◆ WORK TO COMPLETE:
1. In the flu-surge article, what was the occupancy rate on public medical wards, according to Hospital Authority figures?
2. Rewrite the flu-surge article from "To voice their" to "Tei on Saturday.", changing "Saturday" to "Sunday".

◆ READING TEXT:

Hong Kong hospital wards packed like Chinese restaurants, doctors complain as deadly flu surge grips city
- Frustration boiling over at what staff see as no improvement in 30 years, according to veteran paediatrician
Hong Kong doctors and nurses at overloaded public hospitals say they are having to set up beds in corridors and offer telephone consultations to free up space on wards stretched to breaking point as the winter flu surge grips the city.
The situation at private hospitals was reportedly equally dire on Thursday, with one in Sha Tin saying its children’s ward was 100 per cent full and new patients might need to wait up to 24 hours for admission.
The occupancy rate on public medical wards was 110 per cent, according to Hospital Authority figures, meaning temporary beds were having to be laid out between existing beds or along corridors.
To voice their dissatisfaction with the heavy workload, two doctors’ groups and medical sector lawmaker Dr Pierre Chan were set to hold a forum at Queen Elizabeth Hospital in Yau Ma Tei on Saturday.
“More beds have been added in those wards but nursing manpower has not been increased,” said Cecilia So Chui-kuen, president of the Hong Kong Nurses General Union.
A 34-bed ward might now have 40 to 50 beds, while a 45-bed ward would have increased to 60, she said.

(Page layout parsing data)
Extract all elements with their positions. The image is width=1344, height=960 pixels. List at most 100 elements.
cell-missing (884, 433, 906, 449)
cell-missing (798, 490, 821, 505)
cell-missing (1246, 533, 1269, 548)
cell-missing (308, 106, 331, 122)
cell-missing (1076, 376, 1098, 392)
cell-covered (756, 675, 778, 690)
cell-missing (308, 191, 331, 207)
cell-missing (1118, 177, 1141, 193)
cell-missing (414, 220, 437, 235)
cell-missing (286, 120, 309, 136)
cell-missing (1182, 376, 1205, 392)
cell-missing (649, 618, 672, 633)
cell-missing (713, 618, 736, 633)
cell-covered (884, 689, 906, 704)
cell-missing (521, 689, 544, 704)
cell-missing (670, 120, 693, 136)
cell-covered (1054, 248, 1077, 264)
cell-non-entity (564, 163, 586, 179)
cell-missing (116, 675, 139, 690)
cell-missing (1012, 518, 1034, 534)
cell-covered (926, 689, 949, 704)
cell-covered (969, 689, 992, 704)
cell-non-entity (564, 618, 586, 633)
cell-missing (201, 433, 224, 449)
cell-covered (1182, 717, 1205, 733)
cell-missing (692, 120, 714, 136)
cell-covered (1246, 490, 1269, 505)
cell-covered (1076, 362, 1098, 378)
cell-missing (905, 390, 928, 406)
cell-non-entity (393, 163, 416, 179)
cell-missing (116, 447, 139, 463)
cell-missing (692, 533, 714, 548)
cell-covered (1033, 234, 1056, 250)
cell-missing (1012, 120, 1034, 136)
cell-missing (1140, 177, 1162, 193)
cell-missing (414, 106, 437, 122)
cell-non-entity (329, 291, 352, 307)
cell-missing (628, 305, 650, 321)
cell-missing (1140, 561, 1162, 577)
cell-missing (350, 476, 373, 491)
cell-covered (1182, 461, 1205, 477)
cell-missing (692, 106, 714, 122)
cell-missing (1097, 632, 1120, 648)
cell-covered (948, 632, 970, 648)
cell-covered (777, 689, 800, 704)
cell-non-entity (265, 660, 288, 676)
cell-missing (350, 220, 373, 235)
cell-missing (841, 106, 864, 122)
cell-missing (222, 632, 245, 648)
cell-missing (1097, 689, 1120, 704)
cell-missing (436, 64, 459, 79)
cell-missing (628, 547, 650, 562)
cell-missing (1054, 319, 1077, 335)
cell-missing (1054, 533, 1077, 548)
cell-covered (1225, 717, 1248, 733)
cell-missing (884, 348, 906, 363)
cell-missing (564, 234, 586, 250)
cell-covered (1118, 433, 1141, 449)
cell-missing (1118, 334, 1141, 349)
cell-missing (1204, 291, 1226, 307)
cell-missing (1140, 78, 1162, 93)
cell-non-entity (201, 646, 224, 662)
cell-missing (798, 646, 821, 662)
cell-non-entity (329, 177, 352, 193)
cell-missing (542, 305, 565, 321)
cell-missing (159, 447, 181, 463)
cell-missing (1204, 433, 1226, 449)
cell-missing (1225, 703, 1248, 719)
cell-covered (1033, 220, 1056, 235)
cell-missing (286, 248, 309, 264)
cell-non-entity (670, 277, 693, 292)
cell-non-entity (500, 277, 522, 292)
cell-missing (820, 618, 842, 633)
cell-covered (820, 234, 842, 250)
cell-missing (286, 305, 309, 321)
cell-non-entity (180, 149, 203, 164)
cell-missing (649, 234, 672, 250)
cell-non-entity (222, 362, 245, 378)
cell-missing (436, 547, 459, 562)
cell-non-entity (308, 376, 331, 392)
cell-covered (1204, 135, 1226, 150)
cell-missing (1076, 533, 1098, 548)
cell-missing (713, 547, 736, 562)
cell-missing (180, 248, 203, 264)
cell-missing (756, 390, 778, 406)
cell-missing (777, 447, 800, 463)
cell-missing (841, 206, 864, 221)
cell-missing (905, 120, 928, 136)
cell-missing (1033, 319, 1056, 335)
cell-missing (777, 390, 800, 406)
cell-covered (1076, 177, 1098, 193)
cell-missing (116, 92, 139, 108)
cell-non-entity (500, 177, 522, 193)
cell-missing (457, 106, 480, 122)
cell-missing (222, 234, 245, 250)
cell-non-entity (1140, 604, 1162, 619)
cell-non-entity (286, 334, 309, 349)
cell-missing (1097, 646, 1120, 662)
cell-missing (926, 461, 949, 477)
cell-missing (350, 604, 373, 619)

◆ ANSWERS PER TASK:
1. 110 per cent

2.
To voice their dissatisfaction with the heavy workload, two doctors’ groups and medical sector lawmaker Dr Pierre Chan were set to hold a forum at Queen Elizabeth Hospital in Yau Ma Tei on Sunday.